SUPPLIED MATERIAL:
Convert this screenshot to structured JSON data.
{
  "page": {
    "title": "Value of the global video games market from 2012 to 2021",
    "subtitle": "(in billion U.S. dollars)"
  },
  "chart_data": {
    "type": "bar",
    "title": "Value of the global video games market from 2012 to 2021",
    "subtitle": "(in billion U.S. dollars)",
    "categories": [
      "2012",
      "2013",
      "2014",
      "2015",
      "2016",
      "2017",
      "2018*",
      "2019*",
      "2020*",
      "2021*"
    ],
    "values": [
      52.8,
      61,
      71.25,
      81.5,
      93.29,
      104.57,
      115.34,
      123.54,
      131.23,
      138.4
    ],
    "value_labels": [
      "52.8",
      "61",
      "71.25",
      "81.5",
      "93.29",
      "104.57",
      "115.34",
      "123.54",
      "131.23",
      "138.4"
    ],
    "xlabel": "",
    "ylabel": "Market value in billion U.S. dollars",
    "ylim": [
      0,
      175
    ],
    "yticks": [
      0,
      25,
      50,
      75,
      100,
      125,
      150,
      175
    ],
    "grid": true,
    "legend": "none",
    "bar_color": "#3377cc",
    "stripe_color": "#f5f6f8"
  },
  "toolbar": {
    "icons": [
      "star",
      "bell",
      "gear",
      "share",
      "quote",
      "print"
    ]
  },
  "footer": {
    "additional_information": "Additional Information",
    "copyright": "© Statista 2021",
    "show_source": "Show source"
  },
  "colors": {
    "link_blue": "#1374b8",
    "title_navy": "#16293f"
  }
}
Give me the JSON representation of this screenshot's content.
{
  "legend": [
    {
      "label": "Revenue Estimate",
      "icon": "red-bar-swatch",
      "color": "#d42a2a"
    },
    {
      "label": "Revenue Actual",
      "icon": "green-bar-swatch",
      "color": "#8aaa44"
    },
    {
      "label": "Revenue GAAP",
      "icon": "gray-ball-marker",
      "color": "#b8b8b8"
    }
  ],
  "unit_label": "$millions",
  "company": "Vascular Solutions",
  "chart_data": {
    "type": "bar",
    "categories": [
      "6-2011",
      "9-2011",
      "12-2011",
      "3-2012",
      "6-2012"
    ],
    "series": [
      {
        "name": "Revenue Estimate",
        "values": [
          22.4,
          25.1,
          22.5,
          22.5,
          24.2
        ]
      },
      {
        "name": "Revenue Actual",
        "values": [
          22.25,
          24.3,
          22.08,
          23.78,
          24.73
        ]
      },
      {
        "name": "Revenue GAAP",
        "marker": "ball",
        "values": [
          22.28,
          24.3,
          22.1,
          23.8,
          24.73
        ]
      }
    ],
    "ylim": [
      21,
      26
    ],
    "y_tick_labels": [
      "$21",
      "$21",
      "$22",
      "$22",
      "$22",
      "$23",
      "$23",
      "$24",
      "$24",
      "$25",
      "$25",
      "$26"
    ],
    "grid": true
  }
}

DIRECTION: Some lines of the records may hold the word "screenshot". How many do? Answer with a number and nothing else.

FINAL ANSWER: 2